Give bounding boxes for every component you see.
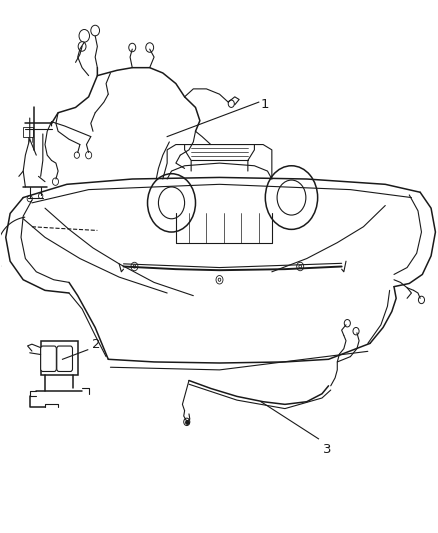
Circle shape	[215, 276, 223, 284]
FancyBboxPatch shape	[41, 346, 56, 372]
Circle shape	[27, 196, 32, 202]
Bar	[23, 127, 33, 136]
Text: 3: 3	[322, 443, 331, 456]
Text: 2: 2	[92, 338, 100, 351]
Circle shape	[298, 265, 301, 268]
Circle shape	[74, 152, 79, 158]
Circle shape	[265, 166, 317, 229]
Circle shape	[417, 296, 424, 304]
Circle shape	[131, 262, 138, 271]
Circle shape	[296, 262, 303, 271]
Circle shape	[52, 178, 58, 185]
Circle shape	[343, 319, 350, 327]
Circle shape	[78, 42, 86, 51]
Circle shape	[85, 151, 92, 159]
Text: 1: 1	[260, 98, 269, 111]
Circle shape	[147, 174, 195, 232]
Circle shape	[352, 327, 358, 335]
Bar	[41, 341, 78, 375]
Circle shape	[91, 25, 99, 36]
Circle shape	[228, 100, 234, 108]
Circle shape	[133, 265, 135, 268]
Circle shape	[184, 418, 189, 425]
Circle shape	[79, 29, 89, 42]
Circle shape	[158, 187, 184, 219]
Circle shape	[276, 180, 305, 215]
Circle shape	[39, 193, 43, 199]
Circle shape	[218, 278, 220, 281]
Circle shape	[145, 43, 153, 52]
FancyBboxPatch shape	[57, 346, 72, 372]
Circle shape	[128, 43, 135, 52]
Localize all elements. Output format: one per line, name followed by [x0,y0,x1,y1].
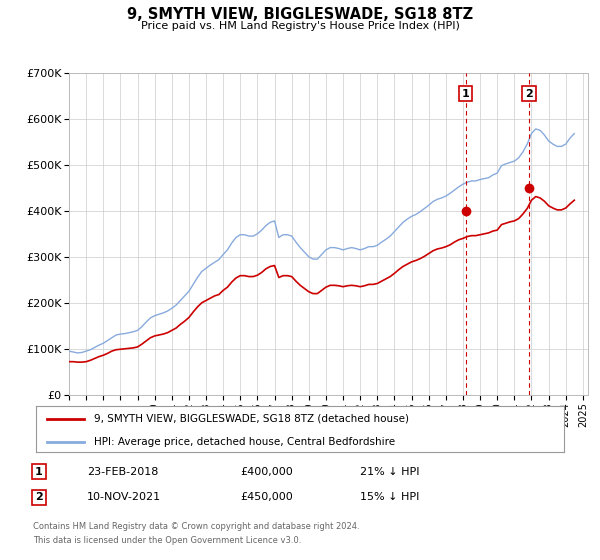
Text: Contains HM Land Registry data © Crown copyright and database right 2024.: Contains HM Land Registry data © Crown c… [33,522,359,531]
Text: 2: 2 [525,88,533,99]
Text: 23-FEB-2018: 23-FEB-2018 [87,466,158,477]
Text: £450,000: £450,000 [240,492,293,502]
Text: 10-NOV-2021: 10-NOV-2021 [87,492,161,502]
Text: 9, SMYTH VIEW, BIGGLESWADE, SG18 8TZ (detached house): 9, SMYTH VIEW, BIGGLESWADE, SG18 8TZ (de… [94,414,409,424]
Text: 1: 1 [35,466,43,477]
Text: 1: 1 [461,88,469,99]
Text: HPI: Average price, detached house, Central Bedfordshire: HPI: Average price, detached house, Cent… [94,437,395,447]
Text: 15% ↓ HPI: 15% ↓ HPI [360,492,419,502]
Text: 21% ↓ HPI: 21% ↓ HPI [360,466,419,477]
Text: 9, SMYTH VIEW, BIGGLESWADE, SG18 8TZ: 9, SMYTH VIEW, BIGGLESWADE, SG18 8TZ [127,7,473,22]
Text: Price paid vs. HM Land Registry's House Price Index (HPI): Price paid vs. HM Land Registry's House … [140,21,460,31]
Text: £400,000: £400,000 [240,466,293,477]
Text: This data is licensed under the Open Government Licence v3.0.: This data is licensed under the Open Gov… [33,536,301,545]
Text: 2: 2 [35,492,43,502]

Task details: Render every line of the items above as a JSON list of strings, one string per line, leaving out blank lines and the pictures.

Reply:
[
  "Give bounding boxes for every component you see.",
  "Circle shape\t[215, 276, 223, 284]",
  "FancyBboxPatch shape\t[41, 346, 56, 372]",
  "Circle shape\t[27, 196, 32, 202]",
  "Bar\t[23, 127, 33, 136]",
  "Text: 3: 3\t[322, 443, 331, 456]",
  "Text: 2: 2\t[92, 338, 100, 351]",
  "Circle shape\t[298, 265, 301, 268]",
  "Circle shape\t[74, 152, 79, 158]",
  "Circle shape\t[265, 166, 317, 229]",
  "Circle shape\t[417, 296, 424, 304]",
  "Circle shape\t[131, 262, 138, 271]",
  "Circle shape\t[296, 262, 303, 271]",
  "Circle shape\t[52, 178, 58, 185]",
  "Circle shape\t[343, 319, 350, 327]",
  "Circle shape\t[78, 42, 86, 51]",
  "Circle shape\t[85, 151, 92, 159]",
  "Text: 1: 1\t[260, 98, 269, 111]",
  "Circle shape\t[147, 174, 195, 232]",
  "Circle shape\t[352, 327, 358, 335]",
  "Bar\t[41, 341, 78, 375]",
  "Circle shape\t[91, 25, 99, 36]",
  "Circle shape\t[228, 100, 234, 108]",
  "Circle shape\t[133, 265, 135, 268]",
  "Circle shape\t[184, 418, 189, 425]",
  "Circle shape\t[79, 29, 89, 42]",
  "Circle shape\t[158, 187, 184, 219]",
  "Circle shape\t[276, 180, 305, 215]",
  "Circle shape\t[39, 193, 43, 199]",
  "Circle shape\t[218, 278, 220, 281]",
  "Circle shape\t[145, 43, 153, 52]",
  "FancyBboxPatch shape\t[57, 346, 72, 372]",
  "Circle shape\t[128, 43, 135, 52]",
  "Localize all elements. Output format: one per line, name followed by [x0,y0,x1,y1].",
  "Text: Contains HM Land Registry data © Crown copyright and database right 2024.: Contains HM Land Registry data © Crown c… [33,522,359,531]",
  "Text: 2: 2 [525,88,533,99]",
  "Text: 23-FEB-2018: 23-FEB-2018 [87,466,158,477]",
  "Text: £450,000: £450,000 [240,492,293,502]",
  "Text: 10-NOV-2021: 10-NOV-2021 [87,492,161,502]",
  "Text: 9, SMYTH VIEW, BIGGLESWADE, SG18 8TZ (detached house): 9, SMYTH VIEW, BIGGLESWADE, SG18 8TZ (de… [94,414,409,424]",
  "Text: 1: 1 [35,466,43,477]",
  "Text: 1: 1 [461,88,469,99]",
  "Text: HPI: Average price, detached house, Central Bedfordshire: HPI: Average price, detached house, Cent… [94,437,395,447]",
  "Text: 15% ↓ HPI: 15% ↓ HPI [360,492,419,502]",
  "Text: 21% ↓ HPI: 21% ↓ HPI [360,466,419,477]",
  "Text: 9, SMYTH VIEW, BIGGLESWADE, SG18 8TZ: 9, SMYTH VIEW, BIGGLESWADE, SG18 8TZ [127,7,473,22]",
  "Text: Price paid vs. HM Land Registry's House Price Index (HPI): Price paid vs. HM Land Registry's House … [140,21,460,31]",
  "Text: £400,000: £400,000 [240,466,293,477]",
  "Text: This data is licensed under the Open Government Licence v3.0.: This data is licensed under the Open Gov… [33,536,301,545]",
  "Text: 2: 2 [35,492,43,502]"
]